▶ [Given problem]: How many of the lines below contain "многочлена"? Answer with that number alone.

== Material shown ==

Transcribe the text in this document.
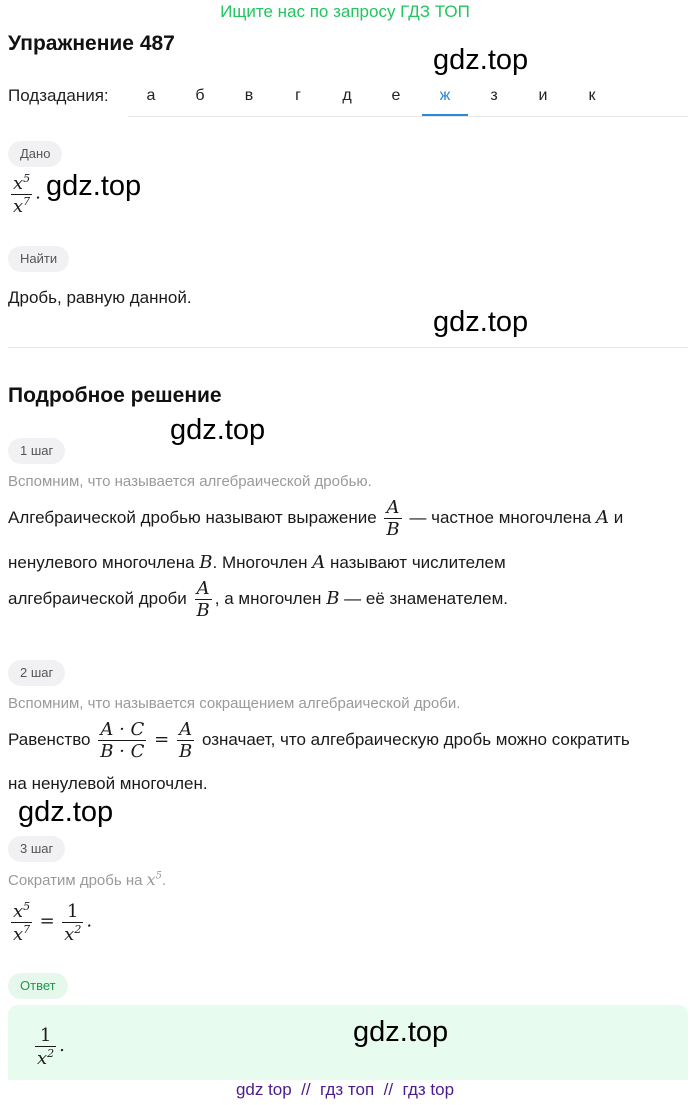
Ищите нас по запросу ГДЗ ТОП
Упражнение 487
gdz.top
Подзадания:	а	б	в	г	д	е	ж	з	и	к
Дано
$\frac{x^5}{x^7}$ . gdz.top
Найти
Дробь, равную данной.
gdz.top
Подробное решение
gdz.top
1 шаг
Вспомним, что называется алгебраической дробью.
Алгебраической дробью называют выражение $\frac{A}{B}$ — частное многочлена A и
ненулевого многочлена B. Многочлен A называют числителем
алгебраической дроби $\frac{A}{B}$ , а многочлен B — её знаменателем.
2 шаг
Вспомним, что называется сокращением алгебраической дроби.
Равенство $\frac{A \cdot C}{B \cdot C} = \frac{A}{B}$ означает, что алгебраическую дробь можно сократить
на ненулевой многочлен.
gdz.top
3 шаг
Сократим дробь на $x^5$.
$\frac{x^5}{x^7} = \frac{1}{x^2}$ .
Ответ
$\frac{1}{x^2}$ .	gdz.top
gdz top  //  гдз топ  //  гдз top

===

▶ [Output]: 2